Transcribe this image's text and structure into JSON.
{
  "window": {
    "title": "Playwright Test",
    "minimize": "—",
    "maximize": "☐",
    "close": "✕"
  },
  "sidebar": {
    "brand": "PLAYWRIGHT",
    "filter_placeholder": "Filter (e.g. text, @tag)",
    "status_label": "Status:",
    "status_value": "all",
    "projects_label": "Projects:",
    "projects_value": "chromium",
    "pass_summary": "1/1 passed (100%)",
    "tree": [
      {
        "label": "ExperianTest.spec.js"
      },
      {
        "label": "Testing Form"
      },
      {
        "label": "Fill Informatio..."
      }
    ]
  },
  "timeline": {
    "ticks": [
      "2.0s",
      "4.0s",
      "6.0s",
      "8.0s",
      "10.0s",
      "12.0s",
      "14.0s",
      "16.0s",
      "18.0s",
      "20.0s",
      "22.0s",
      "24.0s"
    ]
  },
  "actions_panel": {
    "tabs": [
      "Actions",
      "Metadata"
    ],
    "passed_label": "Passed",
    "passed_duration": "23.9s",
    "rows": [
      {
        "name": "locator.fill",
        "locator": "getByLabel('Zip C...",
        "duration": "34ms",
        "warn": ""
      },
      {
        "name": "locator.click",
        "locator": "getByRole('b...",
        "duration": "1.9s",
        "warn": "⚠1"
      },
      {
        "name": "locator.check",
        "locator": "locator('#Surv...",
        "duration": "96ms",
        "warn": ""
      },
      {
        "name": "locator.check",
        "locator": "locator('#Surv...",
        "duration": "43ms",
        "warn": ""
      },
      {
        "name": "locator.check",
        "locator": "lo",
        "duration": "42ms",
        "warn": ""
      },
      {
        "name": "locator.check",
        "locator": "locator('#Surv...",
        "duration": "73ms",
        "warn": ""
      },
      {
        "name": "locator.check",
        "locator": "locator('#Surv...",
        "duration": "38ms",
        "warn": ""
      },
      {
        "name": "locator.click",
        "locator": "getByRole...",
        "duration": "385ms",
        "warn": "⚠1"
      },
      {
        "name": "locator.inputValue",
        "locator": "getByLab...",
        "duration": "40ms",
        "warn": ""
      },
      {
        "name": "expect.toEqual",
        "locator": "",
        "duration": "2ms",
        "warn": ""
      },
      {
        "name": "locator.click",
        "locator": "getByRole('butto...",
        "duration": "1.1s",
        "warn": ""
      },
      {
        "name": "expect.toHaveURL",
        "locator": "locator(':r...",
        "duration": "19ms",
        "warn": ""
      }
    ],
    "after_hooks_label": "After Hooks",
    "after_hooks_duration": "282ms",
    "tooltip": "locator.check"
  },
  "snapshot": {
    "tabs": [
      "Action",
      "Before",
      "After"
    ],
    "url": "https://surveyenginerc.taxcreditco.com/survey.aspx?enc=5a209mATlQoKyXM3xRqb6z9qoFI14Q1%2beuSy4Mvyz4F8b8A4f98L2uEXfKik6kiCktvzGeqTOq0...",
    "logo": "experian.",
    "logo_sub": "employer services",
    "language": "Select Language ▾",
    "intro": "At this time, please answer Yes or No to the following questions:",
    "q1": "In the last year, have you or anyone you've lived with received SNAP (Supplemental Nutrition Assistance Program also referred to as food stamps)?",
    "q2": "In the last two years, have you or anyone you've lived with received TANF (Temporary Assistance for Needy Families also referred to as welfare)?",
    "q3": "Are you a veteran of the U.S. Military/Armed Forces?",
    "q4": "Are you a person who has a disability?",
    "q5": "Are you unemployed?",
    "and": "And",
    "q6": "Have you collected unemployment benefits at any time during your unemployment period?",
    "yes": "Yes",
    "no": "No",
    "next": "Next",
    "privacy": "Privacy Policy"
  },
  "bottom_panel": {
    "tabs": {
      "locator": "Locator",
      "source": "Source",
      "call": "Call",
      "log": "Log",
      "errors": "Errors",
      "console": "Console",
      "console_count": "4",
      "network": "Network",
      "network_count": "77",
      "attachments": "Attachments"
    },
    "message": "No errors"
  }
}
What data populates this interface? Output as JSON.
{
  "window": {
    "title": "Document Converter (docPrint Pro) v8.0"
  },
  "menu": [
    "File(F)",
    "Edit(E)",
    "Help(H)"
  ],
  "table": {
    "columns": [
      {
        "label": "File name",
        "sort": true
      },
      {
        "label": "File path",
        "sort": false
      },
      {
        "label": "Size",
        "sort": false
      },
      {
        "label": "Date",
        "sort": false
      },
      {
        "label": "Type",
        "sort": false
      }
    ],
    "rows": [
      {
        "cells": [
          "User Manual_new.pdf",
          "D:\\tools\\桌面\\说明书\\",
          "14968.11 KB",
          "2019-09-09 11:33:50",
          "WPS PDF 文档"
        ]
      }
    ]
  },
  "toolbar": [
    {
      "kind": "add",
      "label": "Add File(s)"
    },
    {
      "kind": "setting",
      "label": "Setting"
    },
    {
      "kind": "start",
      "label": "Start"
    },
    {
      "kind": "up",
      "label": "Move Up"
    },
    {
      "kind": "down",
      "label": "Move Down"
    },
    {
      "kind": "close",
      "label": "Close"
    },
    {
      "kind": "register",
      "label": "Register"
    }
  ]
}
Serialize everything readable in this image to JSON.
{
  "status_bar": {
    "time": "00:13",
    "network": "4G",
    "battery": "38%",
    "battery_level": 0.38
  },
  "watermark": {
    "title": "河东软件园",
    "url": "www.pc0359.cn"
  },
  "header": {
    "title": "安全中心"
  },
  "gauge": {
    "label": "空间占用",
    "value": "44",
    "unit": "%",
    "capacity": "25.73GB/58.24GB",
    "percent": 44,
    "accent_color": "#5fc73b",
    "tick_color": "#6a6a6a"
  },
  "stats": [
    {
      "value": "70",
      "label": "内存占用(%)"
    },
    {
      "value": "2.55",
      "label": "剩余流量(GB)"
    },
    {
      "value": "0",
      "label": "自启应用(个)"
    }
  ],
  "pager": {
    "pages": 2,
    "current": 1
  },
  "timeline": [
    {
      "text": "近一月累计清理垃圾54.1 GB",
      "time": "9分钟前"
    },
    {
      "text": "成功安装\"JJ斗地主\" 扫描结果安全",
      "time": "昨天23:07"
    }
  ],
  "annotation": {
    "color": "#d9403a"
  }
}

-----

**Directions for this task:** Locate all lines in the listing above with the word "lived". Copy them.

**The completed task:**
    "q1": "In the last year, have you or anyone you've lived with received SNAP (Supplemental Nutrition Assistance Program also referred to as food stamps)?",
    "q2": "In the last two years, have you or anyone you've lived with received TANF (Temporary Assistance for Needy Families also referred to as welfare)?",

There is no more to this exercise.